# [WHAT YOU HAVE TO DO]
Copy out all lines in the data below containing the string "exist".

Records from a collection

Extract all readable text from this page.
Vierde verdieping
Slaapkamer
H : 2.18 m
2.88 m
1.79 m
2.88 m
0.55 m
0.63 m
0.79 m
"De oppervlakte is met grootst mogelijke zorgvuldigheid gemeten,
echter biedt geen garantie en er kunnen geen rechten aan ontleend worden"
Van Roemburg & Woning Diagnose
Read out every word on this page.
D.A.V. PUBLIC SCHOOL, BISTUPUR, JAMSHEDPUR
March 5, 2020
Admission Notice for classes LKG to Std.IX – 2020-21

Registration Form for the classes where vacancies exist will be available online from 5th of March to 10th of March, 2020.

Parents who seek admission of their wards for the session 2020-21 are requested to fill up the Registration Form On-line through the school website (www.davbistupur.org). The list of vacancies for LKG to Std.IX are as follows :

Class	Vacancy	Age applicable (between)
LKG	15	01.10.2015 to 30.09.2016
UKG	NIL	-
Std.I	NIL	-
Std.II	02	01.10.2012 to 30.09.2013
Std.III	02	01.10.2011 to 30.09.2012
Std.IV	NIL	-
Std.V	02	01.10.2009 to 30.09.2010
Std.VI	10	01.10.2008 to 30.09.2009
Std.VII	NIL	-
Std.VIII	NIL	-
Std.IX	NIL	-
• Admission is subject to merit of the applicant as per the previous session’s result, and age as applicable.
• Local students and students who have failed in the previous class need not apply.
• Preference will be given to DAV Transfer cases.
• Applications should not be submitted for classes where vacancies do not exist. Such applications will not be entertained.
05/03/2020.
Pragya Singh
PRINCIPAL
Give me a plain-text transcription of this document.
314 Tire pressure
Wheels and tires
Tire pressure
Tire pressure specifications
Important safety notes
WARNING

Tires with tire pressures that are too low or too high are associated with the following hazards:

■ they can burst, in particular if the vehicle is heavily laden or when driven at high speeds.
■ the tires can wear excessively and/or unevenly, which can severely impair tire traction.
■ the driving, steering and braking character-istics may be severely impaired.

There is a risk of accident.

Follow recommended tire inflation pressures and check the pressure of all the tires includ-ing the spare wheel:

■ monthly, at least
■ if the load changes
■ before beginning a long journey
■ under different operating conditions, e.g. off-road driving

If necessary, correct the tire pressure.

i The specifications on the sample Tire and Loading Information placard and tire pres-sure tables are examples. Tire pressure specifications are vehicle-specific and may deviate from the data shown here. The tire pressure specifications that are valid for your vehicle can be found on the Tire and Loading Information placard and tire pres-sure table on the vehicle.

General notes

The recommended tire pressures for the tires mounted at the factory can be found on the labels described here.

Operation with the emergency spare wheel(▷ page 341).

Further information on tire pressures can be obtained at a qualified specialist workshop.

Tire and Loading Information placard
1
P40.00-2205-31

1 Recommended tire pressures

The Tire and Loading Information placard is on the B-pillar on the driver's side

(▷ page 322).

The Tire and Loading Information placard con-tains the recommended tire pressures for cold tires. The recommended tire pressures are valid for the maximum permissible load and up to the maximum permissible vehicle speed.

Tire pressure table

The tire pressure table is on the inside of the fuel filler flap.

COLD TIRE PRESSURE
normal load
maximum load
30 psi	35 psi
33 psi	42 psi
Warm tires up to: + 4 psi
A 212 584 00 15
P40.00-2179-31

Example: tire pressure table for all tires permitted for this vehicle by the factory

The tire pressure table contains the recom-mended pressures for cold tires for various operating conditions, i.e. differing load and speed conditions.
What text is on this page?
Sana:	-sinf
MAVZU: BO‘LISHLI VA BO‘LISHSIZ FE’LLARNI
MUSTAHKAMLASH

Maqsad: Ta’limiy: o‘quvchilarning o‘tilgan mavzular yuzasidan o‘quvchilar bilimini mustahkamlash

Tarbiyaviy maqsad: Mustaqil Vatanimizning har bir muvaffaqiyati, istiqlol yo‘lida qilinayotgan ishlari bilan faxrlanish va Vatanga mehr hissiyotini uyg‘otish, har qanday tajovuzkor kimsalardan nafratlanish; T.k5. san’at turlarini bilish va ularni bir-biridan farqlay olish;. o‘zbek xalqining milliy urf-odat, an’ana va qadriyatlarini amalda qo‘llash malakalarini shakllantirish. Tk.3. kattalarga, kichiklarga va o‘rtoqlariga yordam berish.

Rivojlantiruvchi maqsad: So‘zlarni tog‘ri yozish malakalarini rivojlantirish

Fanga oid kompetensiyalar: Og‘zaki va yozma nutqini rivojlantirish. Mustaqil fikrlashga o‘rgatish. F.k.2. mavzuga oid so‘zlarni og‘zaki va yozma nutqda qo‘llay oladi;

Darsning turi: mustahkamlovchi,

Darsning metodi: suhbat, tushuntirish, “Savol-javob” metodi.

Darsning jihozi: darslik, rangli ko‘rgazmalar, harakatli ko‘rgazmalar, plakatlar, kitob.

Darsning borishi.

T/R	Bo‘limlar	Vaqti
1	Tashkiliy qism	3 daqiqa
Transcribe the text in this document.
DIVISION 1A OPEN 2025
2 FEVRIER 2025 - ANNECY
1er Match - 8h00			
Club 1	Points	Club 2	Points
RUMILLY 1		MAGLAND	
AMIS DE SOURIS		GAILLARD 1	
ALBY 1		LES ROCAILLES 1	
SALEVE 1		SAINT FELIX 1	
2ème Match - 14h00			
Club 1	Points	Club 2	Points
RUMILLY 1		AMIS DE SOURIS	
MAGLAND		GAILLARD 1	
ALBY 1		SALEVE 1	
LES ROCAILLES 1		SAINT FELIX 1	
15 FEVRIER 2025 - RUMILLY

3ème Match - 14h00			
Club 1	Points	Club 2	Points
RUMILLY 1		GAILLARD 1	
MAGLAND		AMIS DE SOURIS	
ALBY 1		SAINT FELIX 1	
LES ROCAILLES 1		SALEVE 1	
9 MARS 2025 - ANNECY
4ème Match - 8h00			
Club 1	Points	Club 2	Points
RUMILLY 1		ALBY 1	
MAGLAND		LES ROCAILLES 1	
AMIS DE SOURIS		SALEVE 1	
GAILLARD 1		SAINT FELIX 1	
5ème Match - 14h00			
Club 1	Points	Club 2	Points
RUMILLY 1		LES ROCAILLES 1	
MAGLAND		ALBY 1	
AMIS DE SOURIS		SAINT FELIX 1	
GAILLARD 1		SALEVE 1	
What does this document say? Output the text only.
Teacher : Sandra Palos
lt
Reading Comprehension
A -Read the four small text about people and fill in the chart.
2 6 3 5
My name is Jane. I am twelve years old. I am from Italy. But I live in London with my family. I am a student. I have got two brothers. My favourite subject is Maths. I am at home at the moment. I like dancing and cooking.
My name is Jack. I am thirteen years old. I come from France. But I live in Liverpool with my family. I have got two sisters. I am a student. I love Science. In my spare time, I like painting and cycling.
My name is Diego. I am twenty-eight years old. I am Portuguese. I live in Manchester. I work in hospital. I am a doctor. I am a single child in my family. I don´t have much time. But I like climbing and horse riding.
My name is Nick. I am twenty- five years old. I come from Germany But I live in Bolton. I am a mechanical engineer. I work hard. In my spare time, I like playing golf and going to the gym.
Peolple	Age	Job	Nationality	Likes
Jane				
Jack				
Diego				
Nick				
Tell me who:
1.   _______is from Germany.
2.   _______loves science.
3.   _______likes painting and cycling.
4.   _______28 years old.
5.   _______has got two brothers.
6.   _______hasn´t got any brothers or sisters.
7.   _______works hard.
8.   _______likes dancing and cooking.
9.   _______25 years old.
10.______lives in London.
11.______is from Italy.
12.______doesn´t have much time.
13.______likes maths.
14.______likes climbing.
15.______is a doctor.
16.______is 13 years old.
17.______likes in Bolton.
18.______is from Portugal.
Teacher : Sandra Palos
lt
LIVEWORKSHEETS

# [FULL SOLUTION]
Registration Form for the classes where vacancies exist will be available online from 5th of March to 10th of March, 2020.
• Applications should not be submitted for classes where vacancies do not exist. Such applications will not be entertained.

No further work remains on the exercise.